(Texte source):
------------------------------------

(Tereos) Seuls les poissons morts ont tout compris (1/3)
Une catastrophe écologique est intervenue dans la nuit du 09 au 10 avril sur le canal de l’Escaut en France, mais également en aval du fleuve international comme en Belgique. Voilà le point de départ d’une pollution constatée. En pleine période de confinement, les réactions furent tardives sur cette pollution…, et les questions demeurent !
(Tereos) Une enquête judiciaire a été ouverte par le Procureur de la République de Cambrai
Le 15 avril 2020, soit 5 jours après l’événement la Commission Internationale de l’Escaut publie ce communiqué : « Dans la nuit 9 avril 2020, la rupture d’une digue d’un bassin de décantation de la sucrerie Tereos à Escaudœuvres a entraîné le déversement d’environ 100 000 m3 d’eau de lavage de betteraves très riche en matière organique sur la commune de Thun-Saint-Martin. En se déversant dans le milieu naturel, ces eaux de lavage ont rapidement saturé le milieu aquatique, plusieurs cours d’eau ont été touchés notamment « la Raperie », « l’Erclin » puis « l’Escaut ». La vague d’eau contaminée a par ailleurs remonté tous les ruisseaux situés en amont du bassin de décantation sur plusieurs centaines de mètres. Des mortalités piscicoles ont été constatées sur les différents cours d’eau jusqu’à la commune de Paillencourt ».
La CIE indique également qu’une enquête judiciaire a été ouverte par le Procureur de la République de Cambrai.
Néanmoins, la pollution n’attend pas les réactions administratives, elle poursuit son oeuvre implacablement. Ainsi, la Wallonie est fortement touchée à travers une population piscicole décimée. Les élus belges réagissent vigoureusement à l’endroit des autorités françaises, notamment dans un article de la La Voix du Nord.

------------------------------------

(Lignes fournies):
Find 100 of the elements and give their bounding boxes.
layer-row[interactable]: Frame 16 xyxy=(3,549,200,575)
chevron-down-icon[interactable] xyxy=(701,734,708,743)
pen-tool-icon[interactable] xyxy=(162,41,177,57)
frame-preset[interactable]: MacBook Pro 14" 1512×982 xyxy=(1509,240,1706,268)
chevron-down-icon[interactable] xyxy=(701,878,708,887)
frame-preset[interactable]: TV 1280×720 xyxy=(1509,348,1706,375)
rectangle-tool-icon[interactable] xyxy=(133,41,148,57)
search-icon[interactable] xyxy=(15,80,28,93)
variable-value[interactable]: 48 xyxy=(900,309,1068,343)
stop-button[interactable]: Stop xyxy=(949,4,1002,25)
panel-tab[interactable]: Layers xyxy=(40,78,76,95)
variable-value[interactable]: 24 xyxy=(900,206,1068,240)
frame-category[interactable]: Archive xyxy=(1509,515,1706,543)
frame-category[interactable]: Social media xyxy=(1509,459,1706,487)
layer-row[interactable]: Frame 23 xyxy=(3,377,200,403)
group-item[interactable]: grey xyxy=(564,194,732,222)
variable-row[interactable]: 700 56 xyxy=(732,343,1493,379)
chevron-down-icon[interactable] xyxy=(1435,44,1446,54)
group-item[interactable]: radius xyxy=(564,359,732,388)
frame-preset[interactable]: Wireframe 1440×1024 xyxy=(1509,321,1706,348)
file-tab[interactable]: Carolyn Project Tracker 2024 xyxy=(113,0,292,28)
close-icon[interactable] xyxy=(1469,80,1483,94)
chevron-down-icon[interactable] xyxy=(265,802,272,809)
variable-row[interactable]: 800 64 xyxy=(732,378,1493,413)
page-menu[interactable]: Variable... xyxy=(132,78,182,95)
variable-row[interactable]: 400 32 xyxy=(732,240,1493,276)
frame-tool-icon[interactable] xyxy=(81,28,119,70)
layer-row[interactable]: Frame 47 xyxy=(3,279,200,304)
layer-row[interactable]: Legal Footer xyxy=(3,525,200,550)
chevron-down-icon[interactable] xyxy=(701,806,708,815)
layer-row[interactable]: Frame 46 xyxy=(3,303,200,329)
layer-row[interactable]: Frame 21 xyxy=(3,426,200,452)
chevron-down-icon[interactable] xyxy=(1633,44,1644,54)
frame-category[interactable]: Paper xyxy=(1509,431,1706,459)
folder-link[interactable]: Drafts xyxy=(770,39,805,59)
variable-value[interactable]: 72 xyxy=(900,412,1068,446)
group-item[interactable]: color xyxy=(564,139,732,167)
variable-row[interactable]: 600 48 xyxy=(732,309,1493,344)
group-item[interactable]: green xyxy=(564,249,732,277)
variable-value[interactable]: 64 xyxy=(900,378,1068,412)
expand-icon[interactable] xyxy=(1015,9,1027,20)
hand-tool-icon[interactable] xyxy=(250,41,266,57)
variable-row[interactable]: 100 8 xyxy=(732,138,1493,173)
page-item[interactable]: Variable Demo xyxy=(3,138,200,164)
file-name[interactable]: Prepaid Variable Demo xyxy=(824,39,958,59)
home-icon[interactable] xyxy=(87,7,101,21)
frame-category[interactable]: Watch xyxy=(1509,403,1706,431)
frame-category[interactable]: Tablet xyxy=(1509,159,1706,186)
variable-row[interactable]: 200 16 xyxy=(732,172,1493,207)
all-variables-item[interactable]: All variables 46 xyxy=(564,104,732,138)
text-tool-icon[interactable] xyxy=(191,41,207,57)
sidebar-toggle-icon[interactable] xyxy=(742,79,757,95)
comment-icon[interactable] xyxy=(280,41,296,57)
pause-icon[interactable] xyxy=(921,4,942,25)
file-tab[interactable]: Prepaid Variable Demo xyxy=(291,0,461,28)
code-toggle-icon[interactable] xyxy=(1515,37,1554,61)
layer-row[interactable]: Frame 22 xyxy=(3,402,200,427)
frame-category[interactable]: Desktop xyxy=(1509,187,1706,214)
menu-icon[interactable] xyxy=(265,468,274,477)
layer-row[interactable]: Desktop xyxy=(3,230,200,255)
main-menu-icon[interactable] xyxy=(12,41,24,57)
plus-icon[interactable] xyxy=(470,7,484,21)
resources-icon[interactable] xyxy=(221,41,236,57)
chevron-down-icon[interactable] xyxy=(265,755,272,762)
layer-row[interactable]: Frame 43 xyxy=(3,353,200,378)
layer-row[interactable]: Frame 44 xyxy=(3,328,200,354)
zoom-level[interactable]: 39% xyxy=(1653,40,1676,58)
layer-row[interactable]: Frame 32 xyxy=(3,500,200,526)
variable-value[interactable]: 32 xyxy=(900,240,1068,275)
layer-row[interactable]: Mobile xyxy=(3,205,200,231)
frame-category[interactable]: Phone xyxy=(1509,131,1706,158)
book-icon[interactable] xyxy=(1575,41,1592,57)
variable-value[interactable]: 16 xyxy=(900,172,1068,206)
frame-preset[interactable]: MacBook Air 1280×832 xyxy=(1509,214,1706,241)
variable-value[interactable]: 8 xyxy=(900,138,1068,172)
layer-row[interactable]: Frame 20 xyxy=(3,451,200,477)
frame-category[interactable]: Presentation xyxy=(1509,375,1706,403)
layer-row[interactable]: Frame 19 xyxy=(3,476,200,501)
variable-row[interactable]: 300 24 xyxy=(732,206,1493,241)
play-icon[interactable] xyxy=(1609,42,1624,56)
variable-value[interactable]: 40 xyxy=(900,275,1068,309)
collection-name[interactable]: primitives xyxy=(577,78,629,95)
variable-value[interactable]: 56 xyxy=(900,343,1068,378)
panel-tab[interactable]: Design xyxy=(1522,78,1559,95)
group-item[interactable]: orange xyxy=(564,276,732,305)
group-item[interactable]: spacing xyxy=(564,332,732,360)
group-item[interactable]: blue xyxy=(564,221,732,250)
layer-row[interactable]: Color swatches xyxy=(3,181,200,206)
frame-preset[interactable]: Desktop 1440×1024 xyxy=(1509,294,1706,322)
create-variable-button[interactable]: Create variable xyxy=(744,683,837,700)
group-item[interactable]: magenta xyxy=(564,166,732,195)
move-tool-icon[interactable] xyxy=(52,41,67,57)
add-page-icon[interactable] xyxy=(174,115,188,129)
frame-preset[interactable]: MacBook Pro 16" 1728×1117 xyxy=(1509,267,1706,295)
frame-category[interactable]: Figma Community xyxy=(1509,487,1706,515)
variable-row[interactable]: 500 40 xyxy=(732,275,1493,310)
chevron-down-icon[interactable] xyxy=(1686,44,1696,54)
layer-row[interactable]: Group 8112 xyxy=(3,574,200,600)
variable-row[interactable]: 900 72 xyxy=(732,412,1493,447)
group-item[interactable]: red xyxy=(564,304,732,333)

------------------------------------

(Consignes):
1. Transcrivez le texte sur la pollution de l'Escaut en partant des mots "(Tereos) Seuls les" et en vous arrêtant après "questions demeurent !".
2. Prolongez le texte sur la pollution de l'Escaut à partir de sa dernière phrase.
Aucune consigne ne requiert les lignes fournies.

(Réponses dans l'ordre):
1.
(Tereos) Seuls les poissons morts ont tout compris (1/3)
Une catastrophe écologique est intervenue dans la nuit du 09 au 10 avril sur le canal de l’Escaut en France, mais également en aval du fleuve international comme en Belgique. Voilà le point de départ d’une pollution constatée. En pleine période de confinement, les réactions furent tardives sur cette pollution…, et les questions demeurent !

2.
Ensuite, le 20 avril, la Wallonie a envoyé une alerte à ses voisins en aval, la Flandre, Bruxelles capitale et les Pays-Bas, via le SAAE, compte-tenu des faibles teneurs en oxygène relevées en plusieurs stations de mesures. Le 21 avril, c’était au tour de la Flandre d’activer l’alerte. Wallonie et Flandre ont tout mis en oeuvre afin d’éviter une mortalité massive des poissons.
Le 24 avril, le Figaro et Mediapart évoquent un communiqué de presse de l’entreprise Tereos, géant de l’agroalimentaire. L’entreprise explique sa version de cette pollution organique massive. Toutefois, Téreos indique qu’il est «trop tôt pour établir de quelconques liens de causalité». Téreos se défend d’un lien de causalité avec la pollution constatée en Belgique 30 km en aval, mais qu’elle «assumera sa responsabilité si elle venait à être établie.»
Le même jour, le 24 avril, le Préfet de la région des Hauts-de-France, envoie un communiqué à la presse pour indiquer « un incident écologique rapidement signalé par l’entreprise »… « son intervention rapide »… « la DREAL a procédé à des prélèvements »… « une enquête sous l’autorité de la République de Cambrai vise à déterminer les travaux à prévoir ainsi qu’un plan de surveillance ».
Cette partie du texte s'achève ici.